<<<<

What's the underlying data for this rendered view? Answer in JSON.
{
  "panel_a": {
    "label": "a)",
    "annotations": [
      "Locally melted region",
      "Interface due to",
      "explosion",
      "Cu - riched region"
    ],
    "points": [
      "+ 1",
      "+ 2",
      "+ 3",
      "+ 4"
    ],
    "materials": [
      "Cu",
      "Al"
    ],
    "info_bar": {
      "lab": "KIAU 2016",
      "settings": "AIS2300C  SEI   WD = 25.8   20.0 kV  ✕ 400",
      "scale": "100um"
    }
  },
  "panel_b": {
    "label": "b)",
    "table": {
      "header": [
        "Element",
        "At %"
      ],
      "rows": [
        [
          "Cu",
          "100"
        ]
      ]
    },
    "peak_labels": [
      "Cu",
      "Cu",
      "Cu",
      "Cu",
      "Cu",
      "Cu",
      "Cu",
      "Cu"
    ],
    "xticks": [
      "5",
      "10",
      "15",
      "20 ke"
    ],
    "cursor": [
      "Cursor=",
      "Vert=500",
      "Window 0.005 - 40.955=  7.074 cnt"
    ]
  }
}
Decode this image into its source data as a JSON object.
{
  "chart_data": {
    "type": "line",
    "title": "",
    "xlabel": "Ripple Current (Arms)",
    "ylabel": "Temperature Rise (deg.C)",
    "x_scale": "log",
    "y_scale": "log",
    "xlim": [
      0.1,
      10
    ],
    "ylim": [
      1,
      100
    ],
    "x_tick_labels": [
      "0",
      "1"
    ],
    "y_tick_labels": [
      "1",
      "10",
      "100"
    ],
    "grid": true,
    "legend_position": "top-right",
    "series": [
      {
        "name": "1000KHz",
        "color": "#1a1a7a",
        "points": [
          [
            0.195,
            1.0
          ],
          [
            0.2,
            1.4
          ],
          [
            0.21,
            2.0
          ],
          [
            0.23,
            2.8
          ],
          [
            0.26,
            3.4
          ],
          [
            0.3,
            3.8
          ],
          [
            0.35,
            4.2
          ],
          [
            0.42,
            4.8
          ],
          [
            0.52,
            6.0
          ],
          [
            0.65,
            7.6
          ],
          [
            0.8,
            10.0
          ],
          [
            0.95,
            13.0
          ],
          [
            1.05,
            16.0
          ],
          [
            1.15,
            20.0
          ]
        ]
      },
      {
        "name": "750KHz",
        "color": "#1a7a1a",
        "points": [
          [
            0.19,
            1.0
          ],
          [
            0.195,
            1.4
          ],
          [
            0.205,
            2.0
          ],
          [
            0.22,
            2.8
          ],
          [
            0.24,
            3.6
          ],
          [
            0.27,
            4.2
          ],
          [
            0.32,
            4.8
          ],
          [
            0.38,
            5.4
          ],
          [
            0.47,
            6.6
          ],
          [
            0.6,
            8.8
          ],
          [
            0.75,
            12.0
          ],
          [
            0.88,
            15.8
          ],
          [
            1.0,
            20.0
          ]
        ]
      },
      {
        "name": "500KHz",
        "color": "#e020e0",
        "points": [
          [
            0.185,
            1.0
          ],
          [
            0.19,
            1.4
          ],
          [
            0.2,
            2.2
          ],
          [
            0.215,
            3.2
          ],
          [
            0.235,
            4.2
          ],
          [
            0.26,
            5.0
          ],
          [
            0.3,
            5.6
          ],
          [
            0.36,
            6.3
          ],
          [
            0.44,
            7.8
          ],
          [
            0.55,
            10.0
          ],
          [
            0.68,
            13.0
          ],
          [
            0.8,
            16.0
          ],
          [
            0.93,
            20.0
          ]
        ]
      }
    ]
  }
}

>>>>

■ INSTRUCTIONS TO FOLLOW ■
Reproduce every entry shown above, precisely as it stands.

■ SOLUTION FOR THIS PROBLEM ■
What's the underlying data for this rendered view? Answer in JSON.
{
  "panel_a": {
    "label": "a)",
    "annotations": [
      "Locally melted region",
      "Interface due to",
      "explosion",
      "Cu - riched region"
    ],
    "points": [
      "+ 1",
      "+ 2",
      "+ 3",
      "+ 4"
    ],
    "materials": [
      "Cu",
      "Al"
    ],
    "info_bar": {
      "lab": "KIAU 2016",
      "settings": "AIS2300C  SEI   WD = 25.8   20.0 kV  ✕ 400",
      "scale": "100um"
    }
  },
  "panel_b": {
    "label": "b)",
    "table": {
      "header": [
        "Element",
        "At %"
      ],
      "rows": [
        [
          "Cu",
          "100"
        ]
      ]
    },
    "peak_labels": [
      "Cu",
      "Cu",
      "Cu",
      "Cu",
      "Cu",
      "Cu",
      "Cu",
      "Cu"
    ],
    "xticks": [
      "5",
      "10",
      "15",
      "20 ke"
    ],
    "cursor": [
      "Cursor=",
      "Vert=500",
      "Window 0.005 - 40.955=  7.074 cnt"
    ]
  }
}
Decode this image into its source data as a JSON object.
{
  "chart_data": {
    "type": "line",
    "title": "",
    "xlabel": "Ripple Current (Arms)",
    "ylabel": "Temperature Rise (deg.C)",
    "x_scale": "log",
    "y_scale": "log",
    "xlim": [
      0.1,
      10
    ],
    "ylim": [
      1,
      100
    ],
    "x_tick_labels": [
      "0",
      "1"
    ],
    "y_tick_labels": [
      "1",
      "10",
      "100"
    ],
    "grid": true,
    "legend_position": "top-right",
    "series": [
      {
        "name": "1000KHz",
        "color": "#1a1a7a",
        "points": [
          [
            0.195,
            1.0
          ],
          [
            0.2,
            1.4
          ],
          [
            0.21,
            2.0
          ],
          [
            0.23,
            2.8
          ],
          [
            0.26,
            3.4
          ],
          [
            0.3,
            3.8
          ],
          [
            0.35,
            4.2
          ],
          [
            0.42,
            4.8
          ],
          [
            0.52,
            6.0
          ],
          [
            0.65,
            7.6
          ],
          [
            0.8,
            10.0
          ],
          [
            0.95,
            13.0
          ],
          [
            1.05,
            16.0
          ],
          [
            1.15,
            20.0
          ]
        ]
      },
      {
        "name": "750KHz",
        "color": "#1a7a1a",
        "points": [
          [
            0.19,
            1.0
          ],
          [
            0.195,
            1.4
          ],
          [
            0.205,
            2.0
          ],
          [
            0.22,
            2.8
          ],
          [
            0.24,
            3.6
          ],
          [
            0.27,
            4.2
          ],
          [
            0.32,
            4.8
          ],
          [
            0.38,
            5.4
          ],
          [
            0.47,
            6.6
          ],
          [
            0.6,
            8.8
          ],
          [
            0.75,
            12.0
          ],
          [
            0.88,
            15.8
          ],
          [
            1.0,
            20.0
          ]
        ]
      },
      {
        "name": "500KHz",
        "color": "#e020e0",
        "points": [
          [
            0.185,
            1.0
          ],
          [
            0.19,
            1.4
          ],
          [
            0.2,
            2.2
          ],
          [
            0.215,
            3.2
          ],
          [
            0.235,
            4.2
          ],
          [
            0.26,
            5.0
          ],
          [
            0.3,
            5.6
          ],
          [
            0.36,
            6.3
          ],
          [
            0.44,
            7.8
          ],
          [
            0.55,
            10.0
          ],
          [
            0.68,
            13.0
          ],
          [
            0.8,
            16.0
          ],
          [
            0.93,
            20.0
          ]
        ]
      }
    ]
  }
}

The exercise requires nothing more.